**EXERCISE OBJECTIVE**
Would you transcribe the whole listing exactly, minus its pictures?

Data entries:
## begin
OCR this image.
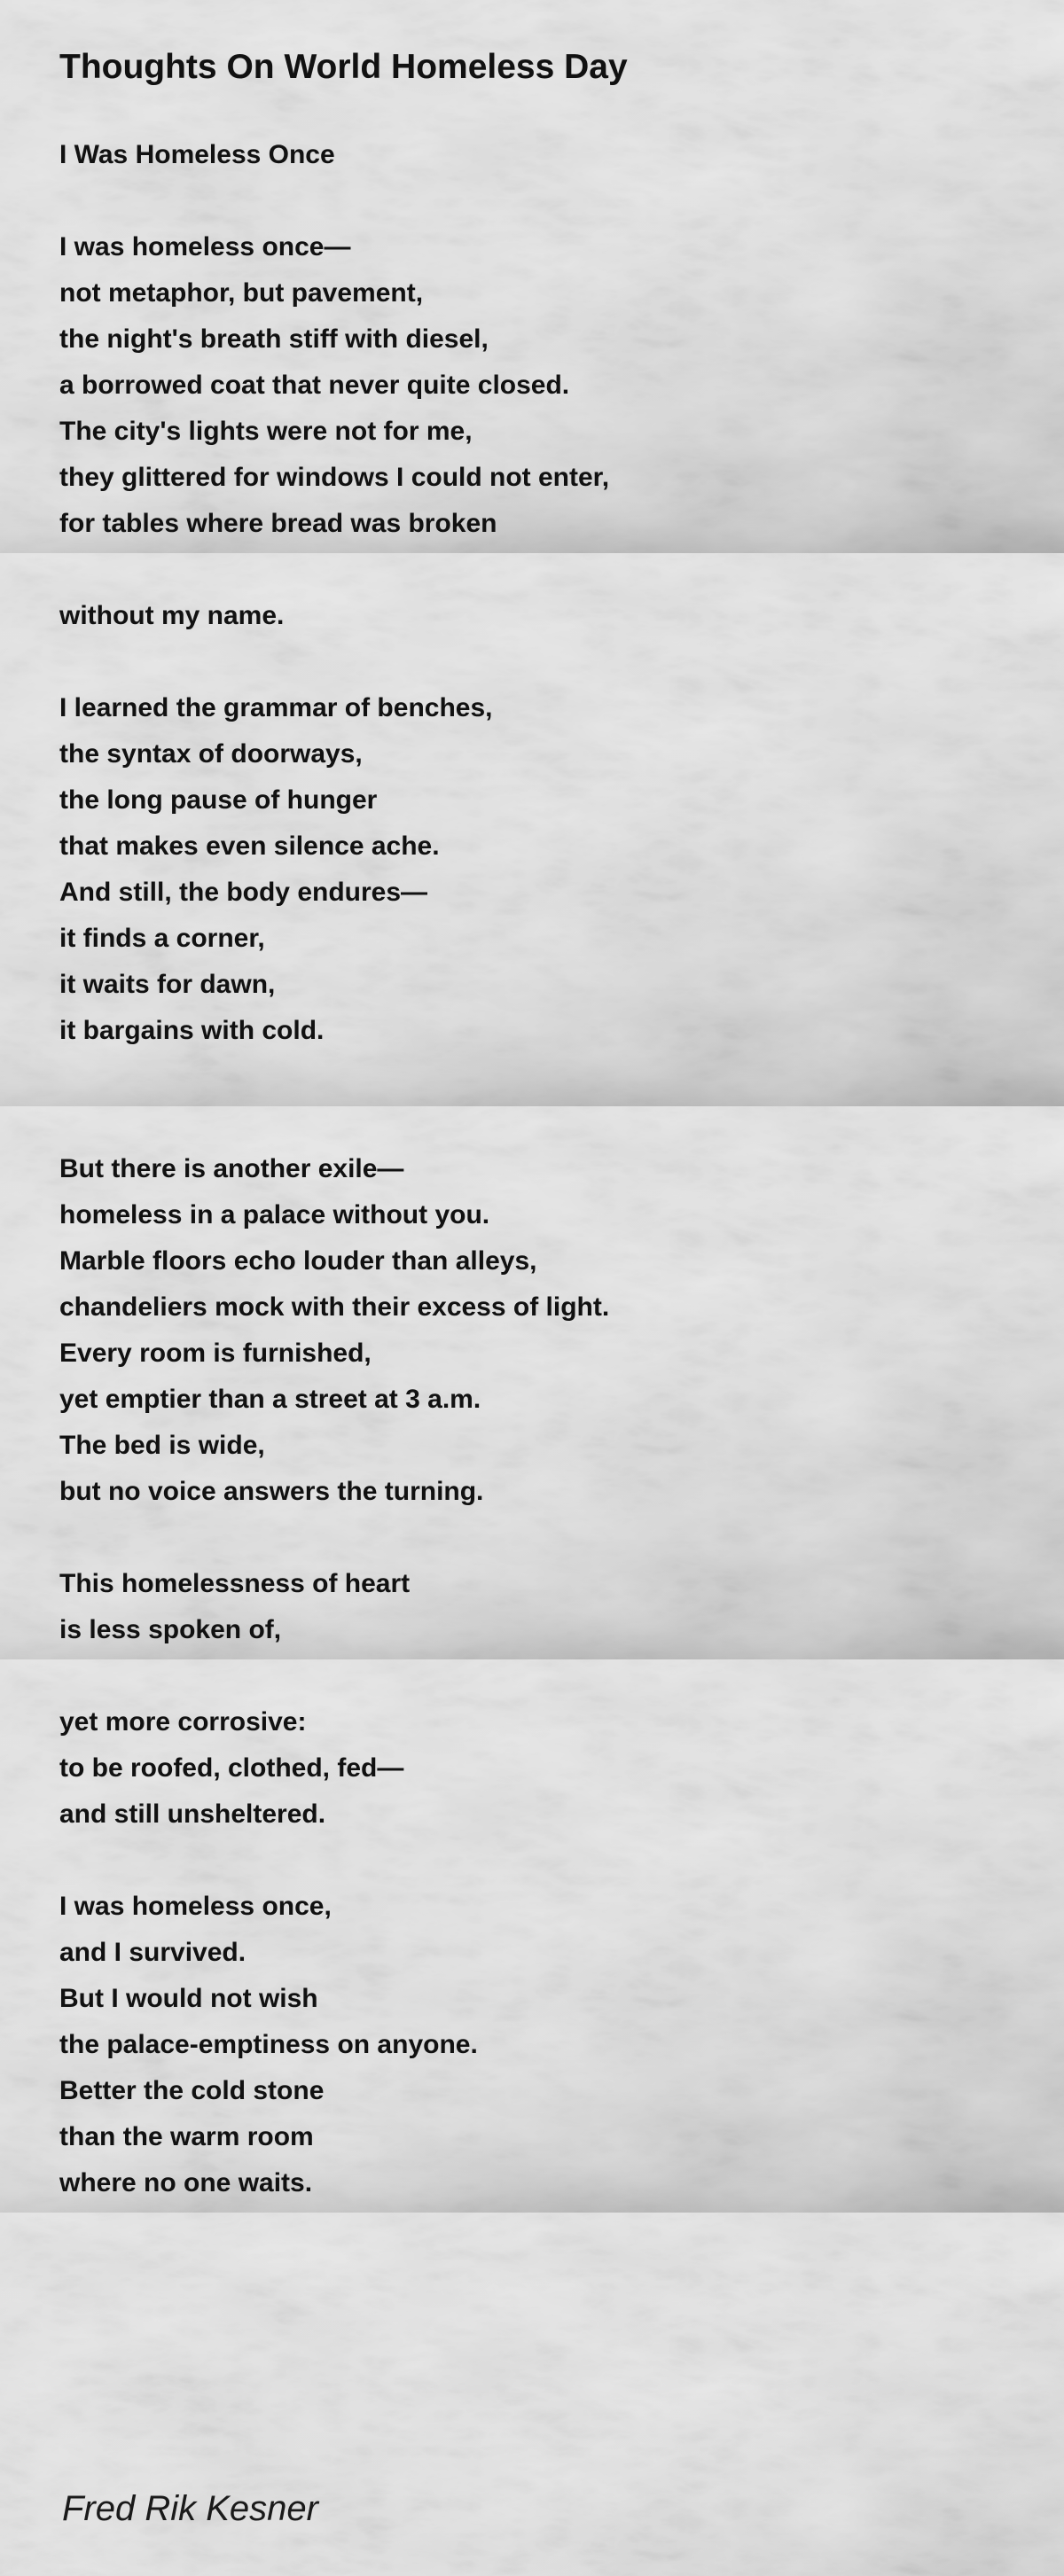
Thoughts On World Homeless Day
I Was Homeless Once
I was homeless once—
not metaphor, but pavement,
the night's breath stiff with diesel,
a borrowed coat that never quite closed.
The city's lights were not for me,
they glittered for windows I could not enter,
for tables where bread was broken
without my name.
I learned the grammar of benches,
the syntax of doorways,
the long pause of hunger
that makes even silence ache.
And still, the body endures—
it finds a corner,
it waits for dawn,
it bargains with cold.
But there is another exile—
homeless in a palace without you.
Marble floors echo louder than alleys,
chandeliers mock with their excess of light.
Every room is furnished,
yet emptier than a street at 3 a.m.
The bed is wide,
but no voice answers the turning.
This homelessness of heart
is less spoken of,
yet more corrosive:
to be roofed, clothed, fed—
and still unsheltered.
I was homeless once,
and I survived.
But I would not wish
the palace-emptiness on anyone.
Better the cold stone
than the warm room
where no one waits.
Fred Rik Kesner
## end
**FINISHED EXERCISE**
OCR this image.
Thoughts On World Homeless Day
I Was Homeless Once
I was homeless once—
not metaphor, but pavement,
the night's breath stiff with diesel,
a borrowed coat that never quite closed.
The city's lights were not for me,
they glittered for windows I could not enter,
for tables where bread was broken
without my name.
I learned the grammar of benches,
the syntax of doorways,
the long pause of hunger
that makes even silence ache.
And still, the body endures—
it finds a corner,
it waits for dawn,
it bargains with cold.
But there is another exile—
homeless in a palace without you.
Marble floors echo louder than alleys,
chandeliers mock with their excess of light.
Every room is furnished,
yet emptier than a street at 3 a.m.
The bed is wide,
but no voice answers the turning.
This homelessness of heart
is less spoken of,
yet more corrosive:
to be roofed, clothed, fed—
and still unsheltered.
I was homeless once,
and I survived.
But I would not wish
the palace-emptiness on anyone.
Better the cold stone
than the warm room
where no one waits.
Fred Rik Kesner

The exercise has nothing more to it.